■ **Directions**
Return only these lines: the one that contains "Read out every word on this page." and every line after it through the end of the listing, exactly, without pictures.

+--

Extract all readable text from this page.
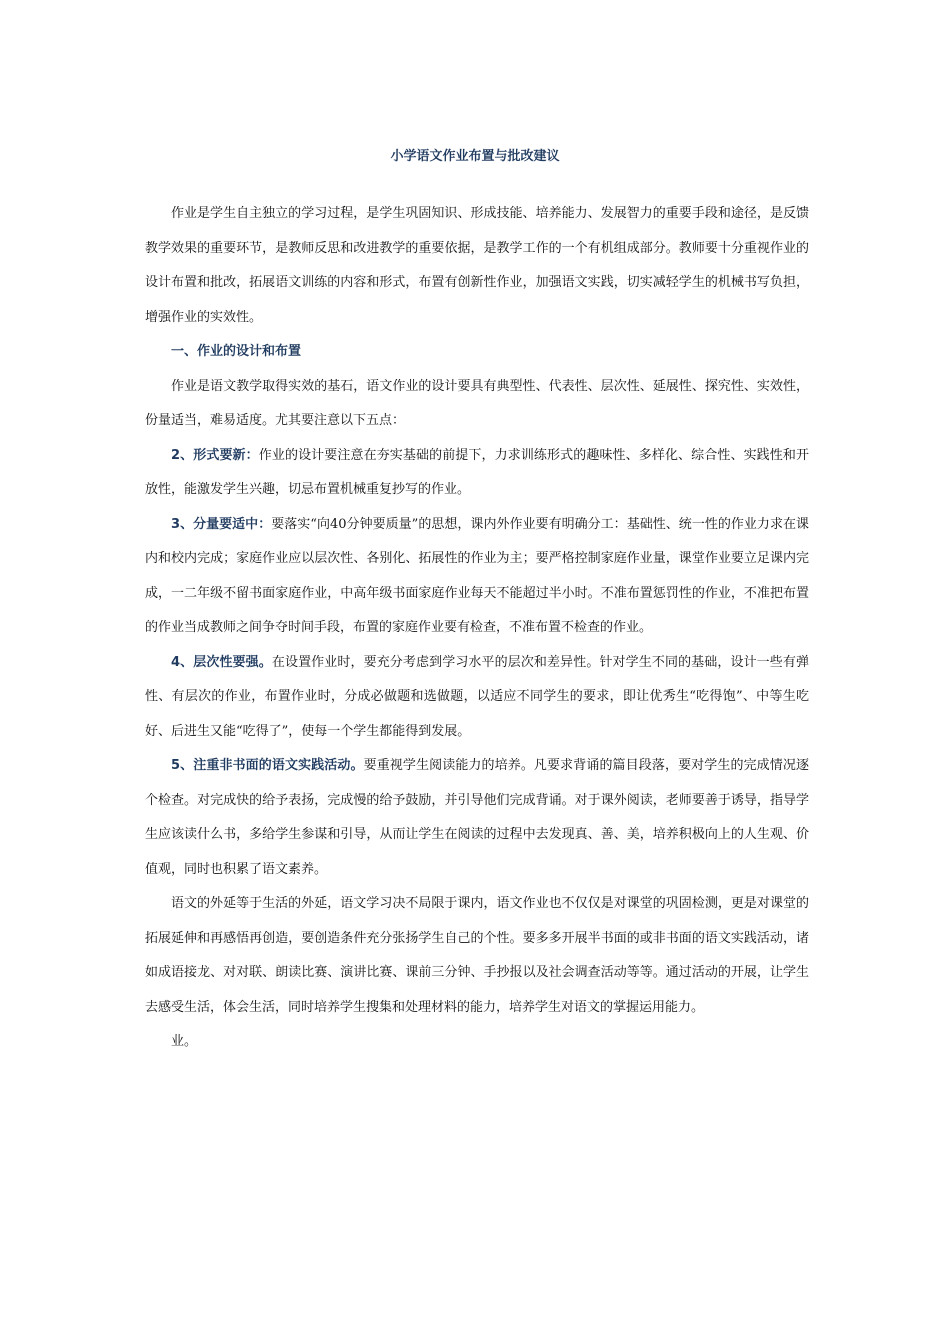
小学语文作业布置与批改建议

作业是学生自主独立的学习过程，是学生巩固知识、形成技能、培养能力、发展智力的重要手段和途径，是反馈教学效果的重要环节，是教师反思和改进教学的重要依据，是教学工作的一个有机组成部分。教师要十分重视作业的设计布置和批改，拓展语文训练的内容和形式，布置有创新性作业，加强语文实践，切实减轻学生的机械书写负担，增强作业的实效性。

一、作业的设计和布置

作业是语文教学取得实效的基石，语文作业的设计要具有典型性、代表性、层次性、延展性、探究性、实效性，份量适当，难易适度。尤其要注意以下五点：

2、形式要新：作业的设计要注意在夯实基础的前提下，力求训练形式的趣味性、多样化、综合性、实践性和开放性，能激发学生兴趣，切忌布置机械重复抄写的作业。

3、分量要适中：要落实“向40分钟要质量”的思想，课内外作业要有明确分工：基础性、统一性的作业力求在课内和校内完成；家庭作业应以层次性、各别化、拓展性的作业为主；要严格控制家庭作业量，课堂作业要立足课内完成，一二年级不留书面家庭作业，中高年级书面家庭作业每天不能超过半小时。不准布置惩罚性的作业，不准把布置的作业当成教师之间争夺时间手段，布置的家庭作业要有检查，不准布置不检查的作业。

4、层次性要强。在设置作业时，要充分考虑到学习水平的层次和差异性。针对学生不同的基础，设计一些有弹性、有层次的作业，布置作业时，分成必做题和选做题，以适应不同学生的要求，即让优秀生“吃得饱”、中等生吃好、后进生又能“吃得了”，使每一个学生都能得到发展。

5、注重非书面的语文实践活动。要重视学生阅读能力的培养。凡要求背诵的篇目段落，要对学生的完成情况逐个检查。对完成快的给予表扬，完成慢的给予鼓励，并引导他们完成背诵。对于课外阅读，老师要善于诱导，指导学生应该读什么书，多给学生参谋和引导，从而让学生在阅读的过程中去发现真、善、美，培养积极向上的人生观、价值观，同时也积累了语文素养。

语文的外延等于生活的外延，语文学习决不局限于课内，语文作业也不仅仅是对课堂的巩固检测，更是对课堂的拓展延伸和再感悟再创造，要创造条件充分张扬学生自己的个性。要多多开展半书面的或非书面的语文实践活动，诸如成语接龙、对对联、朗读比赛、演讲比赛、课前三分钟、手抄报以及社会调查活动等等。通过活动的开展，让学生去感受生活，体会生活，同时培养学生搜集和处理材料的能力，培养学生对语文的掌握运用能力。

业。
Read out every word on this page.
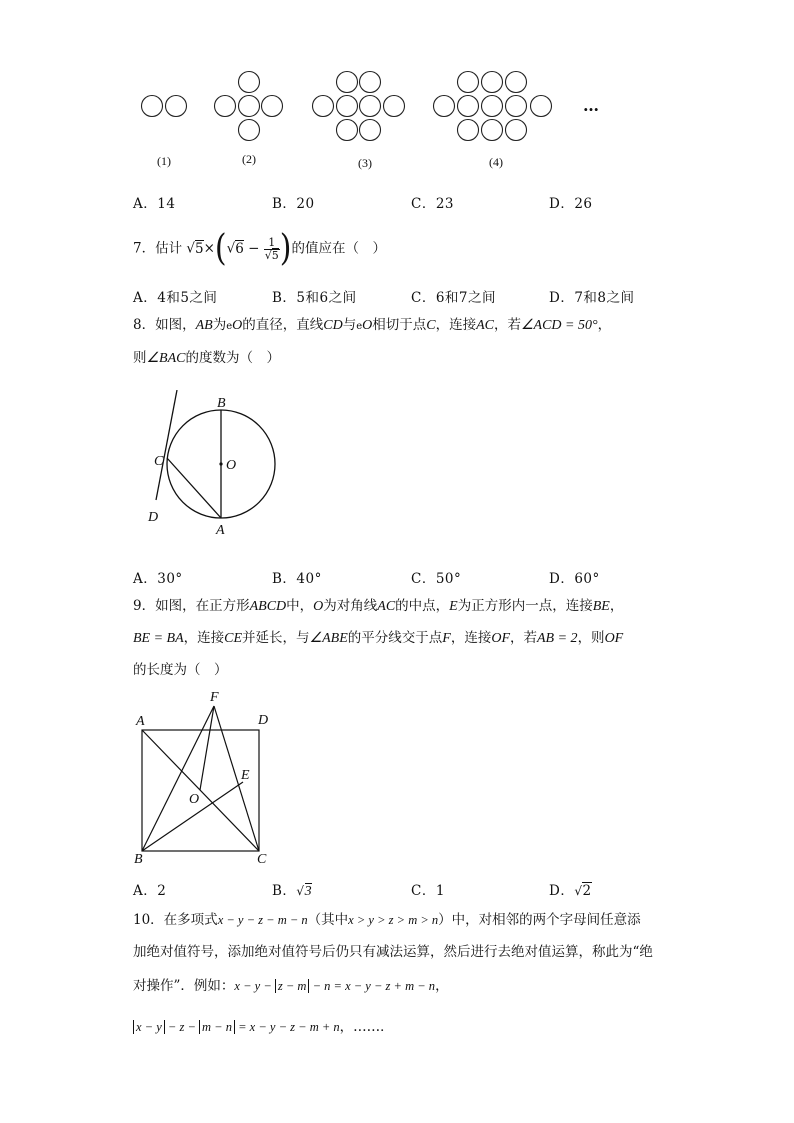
…
(1)	(2)	(3)	(4)
A．14	B．20	C．23	D．26
7．估计 $√5\times(√6 - \frac{1}{√5}$ )的值应在（　）
A．4和5之间	B．5和6之间	C．6和7之间	D．7和8之间
8．如图，AB为eO的直径，直线CD与eO相切于点C，连接AC，若∠ACD = 50°，
则∠BAC的度数为（　）
B
C	O
D
A
A．30°	B．40°	C．50°	D．60°
9．如图，在正方形ABCD中，O为对角线AC的中点，E为正方形内一点，连接BE，
BE = BA，连接CE并延长，与∠ABE的平分线交于点F，连接OF，若AB = 2，则OF
的长度为（　）
F
A	D
E
O
B	C
A．2	B．√3	C．1	D．√2
10．在多项式x − y − z − m − n（其中x > y > z > m > n）中，对相邻的两个字母间任意添
加绝对值符号，添加绝对值符号后仍只有减法运算，然后进行去绝对值运算，称此为“绝
对操作”．例如：x − y − z − m − n = x − y − z + m − n，
x − y − z − m − n = x − y − z − m + n，……．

+--

■ **Correct answer**
Read out every word on this page.
…
(1)	(2)	(3)	(4)
A．14	B．20	C．23	D．26
7．估计 $√5\times(√6 - \frac{1}{√5}$ )的值应在（　）
A．4和5之间	B．5和6之间	C．6和7之间	D．7和8之间
8．如图，AB为eO的直径，直线CD与eO相切于点C，连接AC，若∠ACD = 50°，
则∠BAC的度数为（　）
B
C	O
D
A
A．30°	B．40°	C．50°	D．60°
9．如图，在正方形ABCD中，O为对角线AC的中点，E为正方形内一点，连接BE，
BE = BA，连接CE并延长，与∠ABE的平分线交于点F，连接OF，若AB = 2，则OF
的长度为（　）
F
A	D
E
O
B	C
A．2	B．√3	C．1	D．√2
10．在多项式x − y − z − m − n（其中x > y > z > m > n）中，对相邻的两个字母间任意添
加绝对值符号，添加绝对值符号后仍只有减法运算，然后进行去绝对值运算，称此为“绝
对操作”．例如：x − y − z − m − n = x − y − z + m − n，
x − y − z − m − n = x − y − z − m + n，……．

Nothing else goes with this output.